### STATED PROBLEM
Which lines hold the word "display"? Copy each one.

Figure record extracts
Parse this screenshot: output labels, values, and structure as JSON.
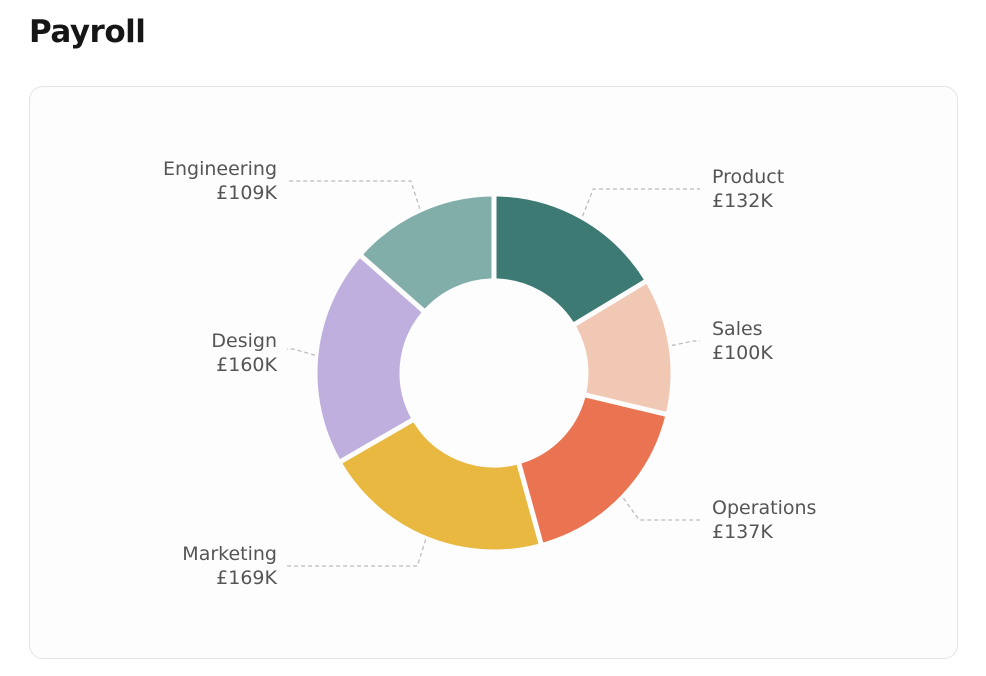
{
  "header": {
    "title": "Payroll"
  },
  "chart_data": {
    "type": "pie",
    "title": "Payroll",
    "variant": "donut",
    "currency": "£",
    "unit": "K",
    "order": "clockwise from 12 o'clock",
    "categories": [
      "Product",
      "Sales",
      "Operations",
      "Marketing",
      "Design",
      "Engineering"
    ],
    "values": [
      132,
      100,
      137,
      169,
      160,
      109
    ],
    "value_labels": [
      "£132K",
      "£100K",
      "£137K",
      "£169K",
      "£160K",
      "£109K"
    ],
    "colors": [
      "#3d7a73",
      "#f0c8b4",
      "#ea7452",
      "#e9b840",
      "#bfafde",
      "#82aeaa"
    ],
    "legend": "none (callout labels with dashed leader lines)"
  },
  "slices": [
    {
      "name": "Product",
      "value": 132,
      "display": "£132K",
      "color": "#3d7a73",
      "side": "right"
    },
    {
      "name": "Sales",
      "value": 100,
      "display": "£100K",
      "color": "#f0c8b4",
      "side": "right"
    },
    {
      "name": "Operations",
      "value": 137,
      "display": "£137K",
      "color": "#ea7452",
      "side": "right"
    },
    {
      "name": "Marketing",
      "value": 169,
      "display": "£169K",
      "color": "#e9b840",
      "side": "left"
    },
    {
      "name": "Design",
      "value": 160,
      "display": "£160K",
      "color": "#bfafde",
      "side": "left"
    },
    {
      "name": "Engineering",
      "value": 109,
      "display": "£109K",
      "color": "#82aeaa",
      "side": "left"
    }
  ]
}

### ANSWER TO THIS PROBLEM
      "display": "£132K",
      "display": "£100K",
      "display": "£137K",
      "display": "£169K",
      "display": "£160K",
      "display": "£109K",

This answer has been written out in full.